• _Set task_: Read the records below. Copy each line where the string "smoothed" occurs.

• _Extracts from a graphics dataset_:

• • •

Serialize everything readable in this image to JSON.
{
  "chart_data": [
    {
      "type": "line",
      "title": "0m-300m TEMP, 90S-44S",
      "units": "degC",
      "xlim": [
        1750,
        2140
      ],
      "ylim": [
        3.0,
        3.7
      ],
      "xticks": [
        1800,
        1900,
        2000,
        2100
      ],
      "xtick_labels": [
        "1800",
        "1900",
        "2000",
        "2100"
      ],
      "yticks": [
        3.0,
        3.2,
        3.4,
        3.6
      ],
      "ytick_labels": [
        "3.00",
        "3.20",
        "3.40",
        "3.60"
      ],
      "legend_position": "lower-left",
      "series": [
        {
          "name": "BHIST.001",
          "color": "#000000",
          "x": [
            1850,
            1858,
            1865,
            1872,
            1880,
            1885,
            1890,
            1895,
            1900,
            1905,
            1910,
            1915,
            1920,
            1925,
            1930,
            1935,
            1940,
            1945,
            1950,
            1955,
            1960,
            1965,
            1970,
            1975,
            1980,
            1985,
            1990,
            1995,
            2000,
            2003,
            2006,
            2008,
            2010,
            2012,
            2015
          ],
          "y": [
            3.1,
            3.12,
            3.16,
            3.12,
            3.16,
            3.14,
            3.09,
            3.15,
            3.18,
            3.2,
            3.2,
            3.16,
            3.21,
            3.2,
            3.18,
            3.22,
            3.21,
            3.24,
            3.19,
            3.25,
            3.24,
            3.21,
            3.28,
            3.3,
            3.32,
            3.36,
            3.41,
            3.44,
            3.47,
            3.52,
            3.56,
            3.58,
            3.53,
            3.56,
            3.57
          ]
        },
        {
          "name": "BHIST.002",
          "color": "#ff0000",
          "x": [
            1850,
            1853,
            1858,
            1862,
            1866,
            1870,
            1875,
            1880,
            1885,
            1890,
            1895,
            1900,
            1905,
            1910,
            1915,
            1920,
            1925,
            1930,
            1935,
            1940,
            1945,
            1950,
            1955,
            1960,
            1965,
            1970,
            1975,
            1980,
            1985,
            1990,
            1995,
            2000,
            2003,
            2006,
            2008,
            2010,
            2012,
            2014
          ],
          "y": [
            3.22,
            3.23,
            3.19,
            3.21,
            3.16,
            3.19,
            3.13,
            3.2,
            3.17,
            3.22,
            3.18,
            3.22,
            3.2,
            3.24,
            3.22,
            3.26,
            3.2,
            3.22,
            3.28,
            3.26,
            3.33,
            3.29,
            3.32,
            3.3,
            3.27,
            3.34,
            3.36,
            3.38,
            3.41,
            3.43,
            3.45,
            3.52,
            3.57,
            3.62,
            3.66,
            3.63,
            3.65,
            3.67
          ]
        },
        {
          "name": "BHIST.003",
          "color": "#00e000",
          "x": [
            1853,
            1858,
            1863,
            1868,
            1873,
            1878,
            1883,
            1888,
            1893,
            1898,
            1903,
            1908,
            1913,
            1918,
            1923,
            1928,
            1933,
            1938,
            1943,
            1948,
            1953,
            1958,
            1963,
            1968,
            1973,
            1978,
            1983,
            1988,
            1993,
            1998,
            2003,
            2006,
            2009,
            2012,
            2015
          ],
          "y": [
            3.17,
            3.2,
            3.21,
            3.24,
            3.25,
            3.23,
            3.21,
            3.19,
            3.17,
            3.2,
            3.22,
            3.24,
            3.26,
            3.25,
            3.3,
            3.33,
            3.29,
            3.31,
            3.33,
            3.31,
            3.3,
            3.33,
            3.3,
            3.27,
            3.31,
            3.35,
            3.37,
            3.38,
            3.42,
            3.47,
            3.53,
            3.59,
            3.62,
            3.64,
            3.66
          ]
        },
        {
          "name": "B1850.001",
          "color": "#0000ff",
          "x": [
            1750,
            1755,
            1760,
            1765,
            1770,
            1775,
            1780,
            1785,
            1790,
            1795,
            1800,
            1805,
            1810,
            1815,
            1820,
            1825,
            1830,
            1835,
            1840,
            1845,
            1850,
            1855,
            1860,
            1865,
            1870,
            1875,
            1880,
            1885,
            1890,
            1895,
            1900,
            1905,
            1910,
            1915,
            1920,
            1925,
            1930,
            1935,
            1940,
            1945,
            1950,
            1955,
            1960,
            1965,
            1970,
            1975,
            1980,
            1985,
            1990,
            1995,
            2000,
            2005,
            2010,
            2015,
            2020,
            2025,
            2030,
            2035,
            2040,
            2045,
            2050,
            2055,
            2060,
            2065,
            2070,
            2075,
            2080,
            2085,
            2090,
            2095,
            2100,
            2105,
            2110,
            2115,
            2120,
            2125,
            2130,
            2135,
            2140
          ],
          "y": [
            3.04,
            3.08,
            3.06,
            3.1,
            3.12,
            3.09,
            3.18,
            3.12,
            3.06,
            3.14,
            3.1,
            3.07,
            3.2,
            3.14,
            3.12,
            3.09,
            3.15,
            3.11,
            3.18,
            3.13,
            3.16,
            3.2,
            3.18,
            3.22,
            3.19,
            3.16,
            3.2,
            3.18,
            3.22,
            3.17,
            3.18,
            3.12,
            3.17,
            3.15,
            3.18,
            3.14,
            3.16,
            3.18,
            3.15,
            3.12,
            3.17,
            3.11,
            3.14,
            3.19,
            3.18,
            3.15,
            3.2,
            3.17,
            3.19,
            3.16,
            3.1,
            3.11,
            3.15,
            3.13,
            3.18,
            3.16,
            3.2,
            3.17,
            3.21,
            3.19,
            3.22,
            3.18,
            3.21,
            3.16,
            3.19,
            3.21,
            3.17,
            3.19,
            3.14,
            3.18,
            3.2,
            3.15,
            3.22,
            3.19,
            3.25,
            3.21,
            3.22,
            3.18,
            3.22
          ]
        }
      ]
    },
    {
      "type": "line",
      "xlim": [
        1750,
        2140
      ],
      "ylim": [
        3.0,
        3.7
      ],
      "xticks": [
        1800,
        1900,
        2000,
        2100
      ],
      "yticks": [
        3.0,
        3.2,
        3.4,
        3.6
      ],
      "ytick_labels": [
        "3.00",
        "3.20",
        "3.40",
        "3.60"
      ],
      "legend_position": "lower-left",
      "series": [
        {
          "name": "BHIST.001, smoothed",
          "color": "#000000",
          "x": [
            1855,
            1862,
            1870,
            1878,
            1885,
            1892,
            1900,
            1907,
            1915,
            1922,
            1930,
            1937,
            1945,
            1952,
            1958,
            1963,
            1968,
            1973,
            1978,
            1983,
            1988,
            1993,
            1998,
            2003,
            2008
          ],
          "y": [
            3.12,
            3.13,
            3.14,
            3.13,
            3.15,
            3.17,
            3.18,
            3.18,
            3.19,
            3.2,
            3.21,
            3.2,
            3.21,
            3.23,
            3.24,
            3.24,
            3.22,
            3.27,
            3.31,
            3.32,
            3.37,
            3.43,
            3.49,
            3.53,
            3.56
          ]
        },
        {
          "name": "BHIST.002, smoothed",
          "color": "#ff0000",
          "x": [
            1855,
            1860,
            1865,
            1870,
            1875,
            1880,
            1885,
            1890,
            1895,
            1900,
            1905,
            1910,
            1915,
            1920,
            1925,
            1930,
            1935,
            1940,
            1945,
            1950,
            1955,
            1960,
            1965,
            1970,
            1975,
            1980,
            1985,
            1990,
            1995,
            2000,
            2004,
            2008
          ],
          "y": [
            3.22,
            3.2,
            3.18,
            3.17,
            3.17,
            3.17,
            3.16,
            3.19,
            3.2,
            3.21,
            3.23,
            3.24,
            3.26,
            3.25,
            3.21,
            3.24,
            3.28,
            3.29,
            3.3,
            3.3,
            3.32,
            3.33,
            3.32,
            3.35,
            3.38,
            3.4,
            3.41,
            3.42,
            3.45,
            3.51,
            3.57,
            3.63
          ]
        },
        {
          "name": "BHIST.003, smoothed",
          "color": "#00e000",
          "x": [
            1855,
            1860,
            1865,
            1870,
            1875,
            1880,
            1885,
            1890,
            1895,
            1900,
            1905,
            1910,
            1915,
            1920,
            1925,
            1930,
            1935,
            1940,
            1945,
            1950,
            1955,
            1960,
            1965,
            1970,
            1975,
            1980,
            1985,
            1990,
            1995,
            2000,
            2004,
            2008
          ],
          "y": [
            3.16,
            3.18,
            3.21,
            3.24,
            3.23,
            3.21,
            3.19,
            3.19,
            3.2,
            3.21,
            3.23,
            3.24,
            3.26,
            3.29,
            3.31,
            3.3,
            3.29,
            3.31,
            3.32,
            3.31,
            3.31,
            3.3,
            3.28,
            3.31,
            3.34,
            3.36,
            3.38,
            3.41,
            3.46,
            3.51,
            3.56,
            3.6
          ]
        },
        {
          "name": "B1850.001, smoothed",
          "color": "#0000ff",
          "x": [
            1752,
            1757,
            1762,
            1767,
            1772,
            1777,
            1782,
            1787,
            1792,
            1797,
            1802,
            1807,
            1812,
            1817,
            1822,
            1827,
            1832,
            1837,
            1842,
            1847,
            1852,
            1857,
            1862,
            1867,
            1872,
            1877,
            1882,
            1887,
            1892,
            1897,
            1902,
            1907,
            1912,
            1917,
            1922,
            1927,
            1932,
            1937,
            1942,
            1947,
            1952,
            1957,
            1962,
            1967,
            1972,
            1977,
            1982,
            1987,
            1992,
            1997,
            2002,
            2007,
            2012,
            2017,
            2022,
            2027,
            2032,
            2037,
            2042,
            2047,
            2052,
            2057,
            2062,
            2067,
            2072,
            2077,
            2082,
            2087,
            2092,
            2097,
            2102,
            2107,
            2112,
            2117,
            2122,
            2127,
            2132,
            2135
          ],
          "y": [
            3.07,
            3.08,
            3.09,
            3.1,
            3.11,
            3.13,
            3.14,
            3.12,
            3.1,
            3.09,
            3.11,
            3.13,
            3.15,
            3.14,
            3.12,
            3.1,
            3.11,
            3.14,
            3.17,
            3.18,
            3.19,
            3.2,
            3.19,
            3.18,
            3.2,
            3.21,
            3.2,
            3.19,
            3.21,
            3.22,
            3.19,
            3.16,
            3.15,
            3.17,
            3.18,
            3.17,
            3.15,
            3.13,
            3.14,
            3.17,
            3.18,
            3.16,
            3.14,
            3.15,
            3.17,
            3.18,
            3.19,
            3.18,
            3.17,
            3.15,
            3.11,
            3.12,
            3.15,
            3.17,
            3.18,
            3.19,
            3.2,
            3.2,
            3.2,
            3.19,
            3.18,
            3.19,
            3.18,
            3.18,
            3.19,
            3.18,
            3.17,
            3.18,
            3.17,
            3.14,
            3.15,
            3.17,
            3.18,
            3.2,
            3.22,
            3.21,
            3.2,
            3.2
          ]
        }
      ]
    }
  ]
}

• • •

• _The reply_:
          "name": "BHIST.001, smoothed",
          "name": "BHIST.002, smoothed",
          "name": "BHIST.003, smoothed",
          "name": "B1850.001, smoothed",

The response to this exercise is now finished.